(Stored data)

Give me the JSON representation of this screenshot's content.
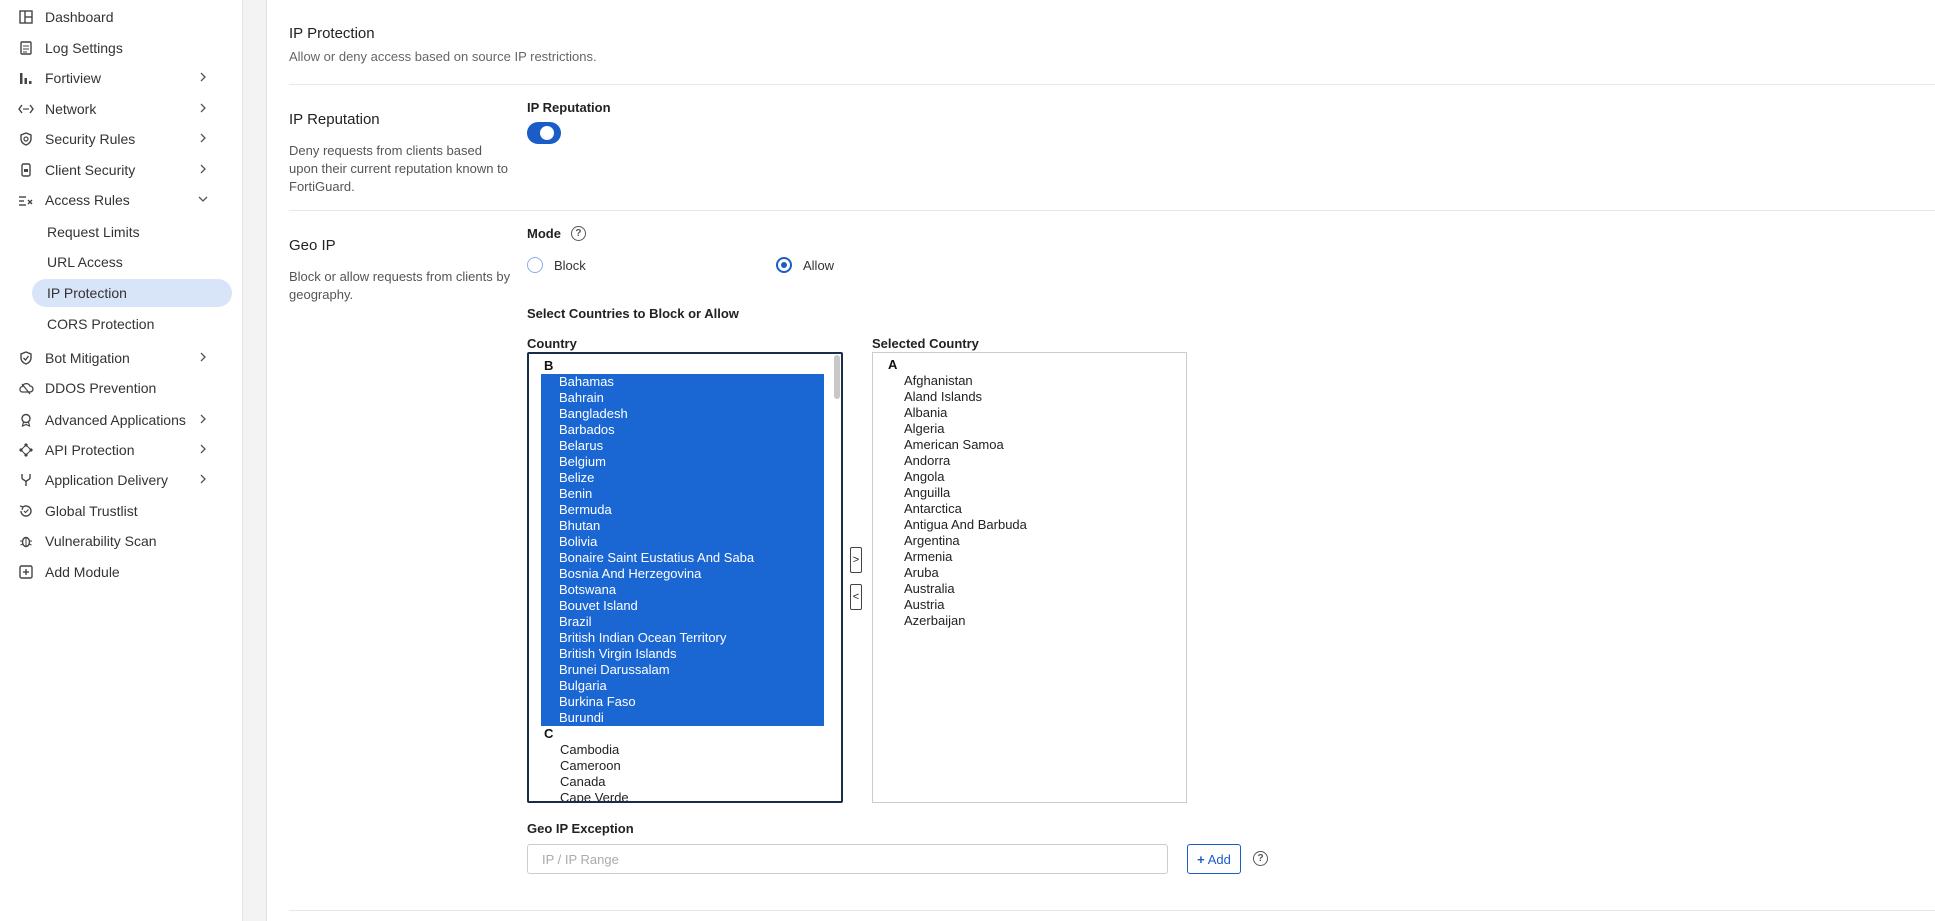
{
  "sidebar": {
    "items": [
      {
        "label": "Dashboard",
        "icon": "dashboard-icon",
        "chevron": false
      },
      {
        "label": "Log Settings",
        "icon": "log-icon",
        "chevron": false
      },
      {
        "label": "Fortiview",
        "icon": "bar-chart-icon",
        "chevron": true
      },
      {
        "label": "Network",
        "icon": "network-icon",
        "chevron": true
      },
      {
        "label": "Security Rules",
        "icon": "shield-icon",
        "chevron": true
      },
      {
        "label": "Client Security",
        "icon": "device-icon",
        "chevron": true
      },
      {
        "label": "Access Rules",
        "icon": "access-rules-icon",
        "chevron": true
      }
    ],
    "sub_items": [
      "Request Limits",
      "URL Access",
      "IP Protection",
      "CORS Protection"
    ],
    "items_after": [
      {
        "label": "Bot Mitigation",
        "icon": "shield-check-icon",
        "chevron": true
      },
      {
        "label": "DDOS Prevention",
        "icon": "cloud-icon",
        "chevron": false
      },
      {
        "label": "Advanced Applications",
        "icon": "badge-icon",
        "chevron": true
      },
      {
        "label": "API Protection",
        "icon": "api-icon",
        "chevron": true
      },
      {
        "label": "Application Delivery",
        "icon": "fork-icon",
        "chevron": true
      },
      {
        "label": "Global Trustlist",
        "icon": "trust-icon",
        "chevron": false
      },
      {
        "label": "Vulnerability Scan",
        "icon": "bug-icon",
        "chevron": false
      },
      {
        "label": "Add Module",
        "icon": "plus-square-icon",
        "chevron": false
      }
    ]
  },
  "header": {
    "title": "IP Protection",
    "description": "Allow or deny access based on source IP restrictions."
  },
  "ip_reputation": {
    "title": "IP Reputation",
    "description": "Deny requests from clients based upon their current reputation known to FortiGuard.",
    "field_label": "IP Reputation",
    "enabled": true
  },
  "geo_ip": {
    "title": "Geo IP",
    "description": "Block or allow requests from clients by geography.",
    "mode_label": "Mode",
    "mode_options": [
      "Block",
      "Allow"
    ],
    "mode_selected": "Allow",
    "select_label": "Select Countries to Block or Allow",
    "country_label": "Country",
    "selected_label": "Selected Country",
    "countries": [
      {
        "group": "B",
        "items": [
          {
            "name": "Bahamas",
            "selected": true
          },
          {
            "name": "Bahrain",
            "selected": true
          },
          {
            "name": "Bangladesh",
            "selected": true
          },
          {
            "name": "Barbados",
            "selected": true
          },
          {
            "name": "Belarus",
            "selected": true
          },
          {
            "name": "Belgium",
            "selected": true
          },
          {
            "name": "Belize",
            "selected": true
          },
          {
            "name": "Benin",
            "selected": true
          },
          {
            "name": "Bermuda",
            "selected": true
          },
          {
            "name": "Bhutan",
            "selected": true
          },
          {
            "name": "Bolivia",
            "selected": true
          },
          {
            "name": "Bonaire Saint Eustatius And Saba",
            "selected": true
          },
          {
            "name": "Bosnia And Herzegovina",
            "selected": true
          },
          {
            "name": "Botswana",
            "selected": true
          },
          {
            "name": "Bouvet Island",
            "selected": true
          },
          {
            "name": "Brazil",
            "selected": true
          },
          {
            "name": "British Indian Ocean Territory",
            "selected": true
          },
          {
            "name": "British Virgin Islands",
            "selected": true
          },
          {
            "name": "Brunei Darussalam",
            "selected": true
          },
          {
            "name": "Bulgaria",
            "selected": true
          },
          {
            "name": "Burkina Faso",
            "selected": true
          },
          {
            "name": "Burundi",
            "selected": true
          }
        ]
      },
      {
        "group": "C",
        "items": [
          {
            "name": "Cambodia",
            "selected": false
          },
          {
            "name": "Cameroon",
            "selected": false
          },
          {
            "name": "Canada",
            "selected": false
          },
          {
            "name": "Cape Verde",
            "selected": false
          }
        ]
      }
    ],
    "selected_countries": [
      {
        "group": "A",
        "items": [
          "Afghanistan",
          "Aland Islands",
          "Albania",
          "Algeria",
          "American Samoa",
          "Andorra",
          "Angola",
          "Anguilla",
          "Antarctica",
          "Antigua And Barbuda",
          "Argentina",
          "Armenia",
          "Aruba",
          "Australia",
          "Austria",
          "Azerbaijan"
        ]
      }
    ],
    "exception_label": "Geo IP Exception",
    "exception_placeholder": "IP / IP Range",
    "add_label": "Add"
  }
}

==

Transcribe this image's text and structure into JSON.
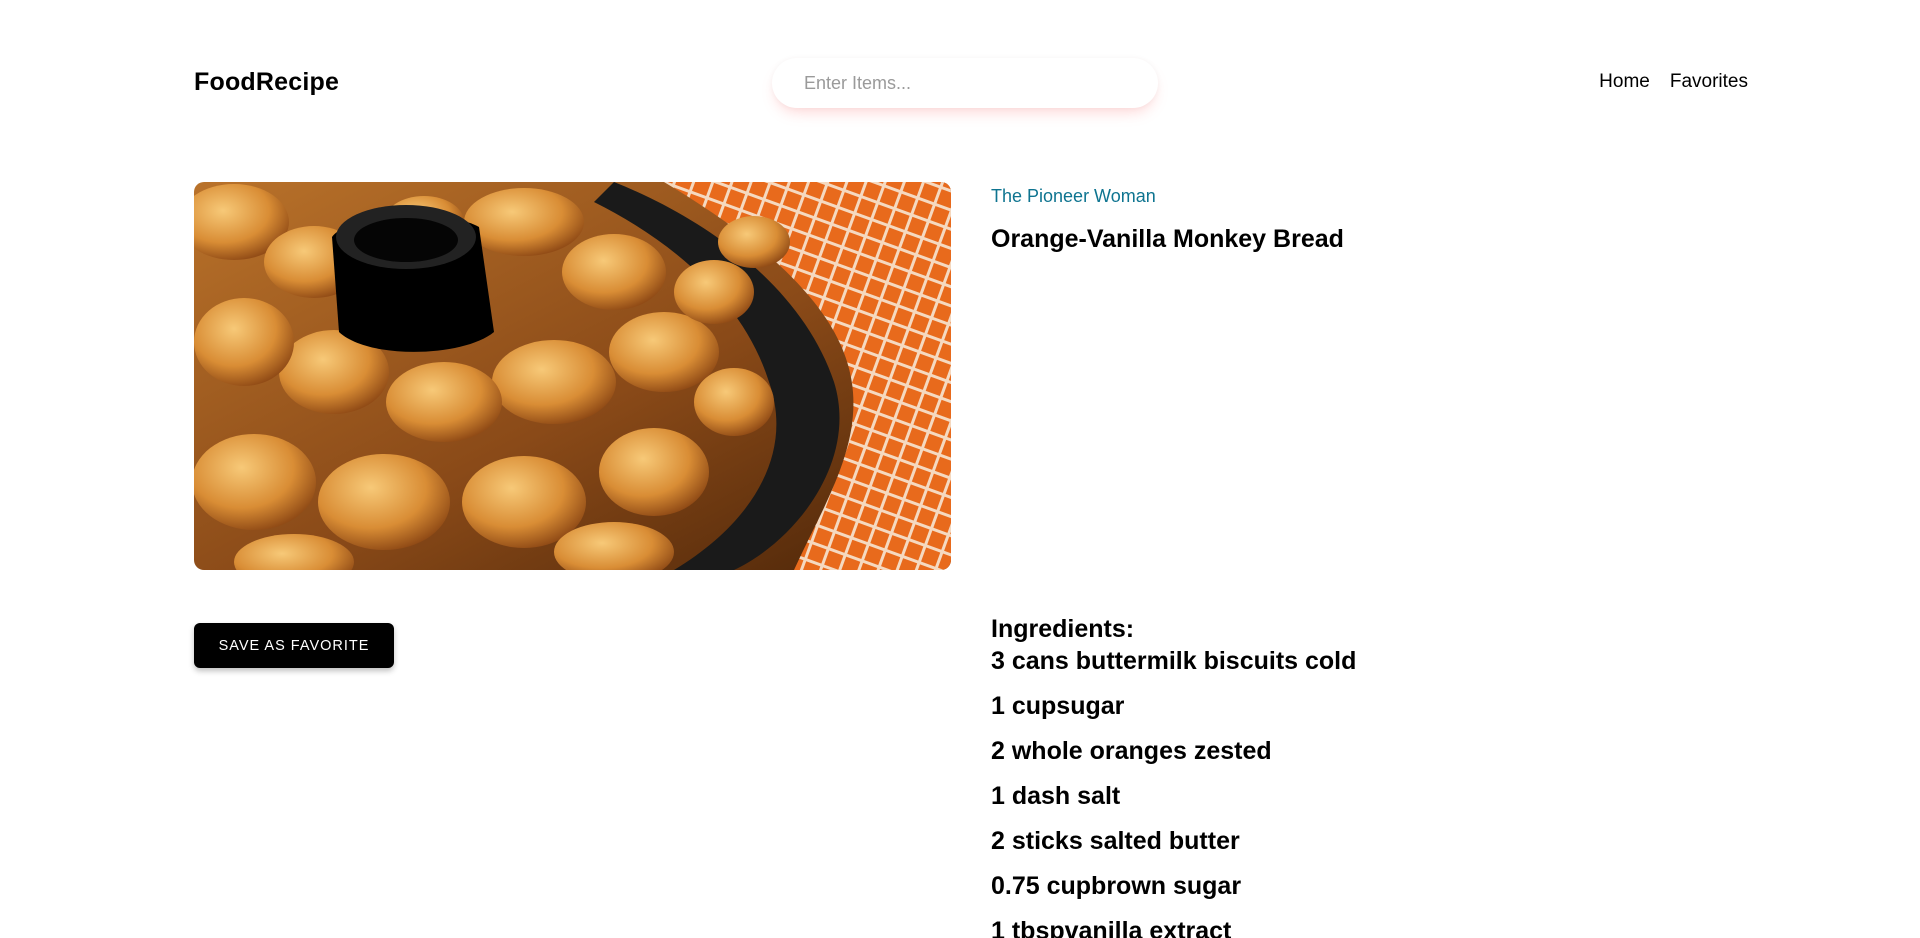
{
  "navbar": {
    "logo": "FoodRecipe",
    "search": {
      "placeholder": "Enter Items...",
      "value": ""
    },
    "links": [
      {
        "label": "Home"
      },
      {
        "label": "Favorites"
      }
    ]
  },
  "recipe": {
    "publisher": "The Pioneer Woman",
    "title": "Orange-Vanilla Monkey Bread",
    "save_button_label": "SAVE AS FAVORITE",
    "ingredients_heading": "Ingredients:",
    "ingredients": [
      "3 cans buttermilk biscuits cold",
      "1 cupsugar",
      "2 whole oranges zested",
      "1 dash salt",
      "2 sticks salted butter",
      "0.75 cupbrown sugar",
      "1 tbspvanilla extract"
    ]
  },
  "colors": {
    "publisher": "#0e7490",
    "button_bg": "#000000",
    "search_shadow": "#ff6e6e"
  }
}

...

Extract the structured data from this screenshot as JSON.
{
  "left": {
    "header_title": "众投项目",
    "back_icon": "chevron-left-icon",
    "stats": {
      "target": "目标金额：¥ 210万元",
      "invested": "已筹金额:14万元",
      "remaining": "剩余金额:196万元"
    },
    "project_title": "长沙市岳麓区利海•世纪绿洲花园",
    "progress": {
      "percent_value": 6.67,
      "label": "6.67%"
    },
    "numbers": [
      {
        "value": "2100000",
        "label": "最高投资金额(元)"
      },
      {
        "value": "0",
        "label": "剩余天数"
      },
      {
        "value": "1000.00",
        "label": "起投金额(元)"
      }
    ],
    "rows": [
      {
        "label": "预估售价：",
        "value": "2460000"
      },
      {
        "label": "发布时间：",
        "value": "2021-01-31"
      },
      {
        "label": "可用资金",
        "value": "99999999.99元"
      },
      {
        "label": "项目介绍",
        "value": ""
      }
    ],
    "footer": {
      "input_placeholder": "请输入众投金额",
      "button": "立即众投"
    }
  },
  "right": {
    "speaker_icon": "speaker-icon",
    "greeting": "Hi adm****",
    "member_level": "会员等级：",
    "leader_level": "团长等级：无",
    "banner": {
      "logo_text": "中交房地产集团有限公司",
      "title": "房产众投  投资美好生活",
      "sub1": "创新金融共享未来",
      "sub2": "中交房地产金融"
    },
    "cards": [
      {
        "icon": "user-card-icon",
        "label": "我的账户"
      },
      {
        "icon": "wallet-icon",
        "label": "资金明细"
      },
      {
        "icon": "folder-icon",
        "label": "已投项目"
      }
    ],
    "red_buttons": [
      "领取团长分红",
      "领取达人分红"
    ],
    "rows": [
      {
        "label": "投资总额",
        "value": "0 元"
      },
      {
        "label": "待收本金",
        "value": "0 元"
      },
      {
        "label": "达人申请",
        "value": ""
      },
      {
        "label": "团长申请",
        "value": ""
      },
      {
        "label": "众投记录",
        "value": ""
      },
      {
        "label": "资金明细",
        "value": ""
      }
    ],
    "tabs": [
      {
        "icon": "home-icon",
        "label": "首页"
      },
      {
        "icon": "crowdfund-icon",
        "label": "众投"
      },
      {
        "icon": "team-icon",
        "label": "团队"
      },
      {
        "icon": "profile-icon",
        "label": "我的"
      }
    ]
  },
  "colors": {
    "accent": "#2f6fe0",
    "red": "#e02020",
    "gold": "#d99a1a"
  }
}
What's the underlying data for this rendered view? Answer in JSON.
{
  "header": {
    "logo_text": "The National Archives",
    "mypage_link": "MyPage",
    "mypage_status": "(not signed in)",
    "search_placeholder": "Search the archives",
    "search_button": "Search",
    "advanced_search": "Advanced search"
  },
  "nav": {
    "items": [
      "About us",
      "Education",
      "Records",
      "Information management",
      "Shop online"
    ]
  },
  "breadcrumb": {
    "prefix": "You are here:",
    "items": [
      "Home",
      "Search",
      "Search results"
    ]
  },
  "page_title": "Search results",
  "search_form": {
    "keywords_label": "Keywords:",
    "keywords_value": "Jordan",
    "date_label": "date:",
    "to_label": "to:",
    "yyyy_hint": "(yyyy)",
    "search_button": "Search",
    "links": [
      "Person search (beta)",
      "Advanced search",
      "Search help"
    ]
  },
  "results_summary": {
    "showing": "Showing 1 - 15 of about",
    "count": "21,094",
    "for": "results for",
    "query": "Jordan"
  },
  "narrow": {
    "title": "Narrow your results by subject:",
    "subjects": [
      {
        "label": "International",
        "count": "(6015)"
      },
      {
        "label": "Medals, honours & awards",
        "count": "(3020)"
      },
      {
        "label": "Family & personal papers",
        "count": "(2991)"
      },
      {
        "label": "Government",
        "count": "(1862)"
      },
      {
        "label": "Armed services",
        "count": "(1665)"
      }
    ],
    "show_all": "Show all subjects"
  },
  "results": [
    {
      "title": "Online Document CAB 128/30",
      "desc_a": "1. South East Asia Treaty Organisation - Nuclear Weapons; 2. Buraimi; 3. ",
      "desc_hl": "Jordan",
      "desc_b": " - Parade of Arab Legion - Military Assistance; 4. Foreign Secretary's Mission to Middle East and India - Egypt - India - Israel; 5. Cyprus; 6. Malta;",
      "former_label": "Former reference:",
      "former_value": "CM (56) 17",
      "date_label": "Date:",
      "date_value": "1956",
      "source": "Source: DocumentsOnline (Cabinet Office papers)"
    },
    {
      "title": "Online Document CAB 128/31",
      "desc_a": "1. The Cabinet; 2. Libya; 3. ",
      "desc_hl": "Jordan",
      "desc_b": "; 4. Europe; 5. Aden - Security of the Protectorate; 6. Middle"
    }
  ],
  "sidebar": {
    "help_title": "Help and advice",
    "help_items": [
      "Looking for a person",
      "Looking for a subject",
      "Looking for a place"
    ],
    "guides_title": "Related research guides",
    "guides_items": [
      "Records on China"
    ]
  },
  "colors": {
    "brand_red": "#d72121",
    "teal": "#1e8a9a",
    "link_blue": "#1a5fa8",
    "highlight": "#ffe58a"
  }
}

Required task: All lines above with "source" in them should be returned.

Exercise answer:
    "description": "Allow or deny access based on source IP restrictions."
      "source": "Source: DocumentsOnline (Cabinet Office papers)"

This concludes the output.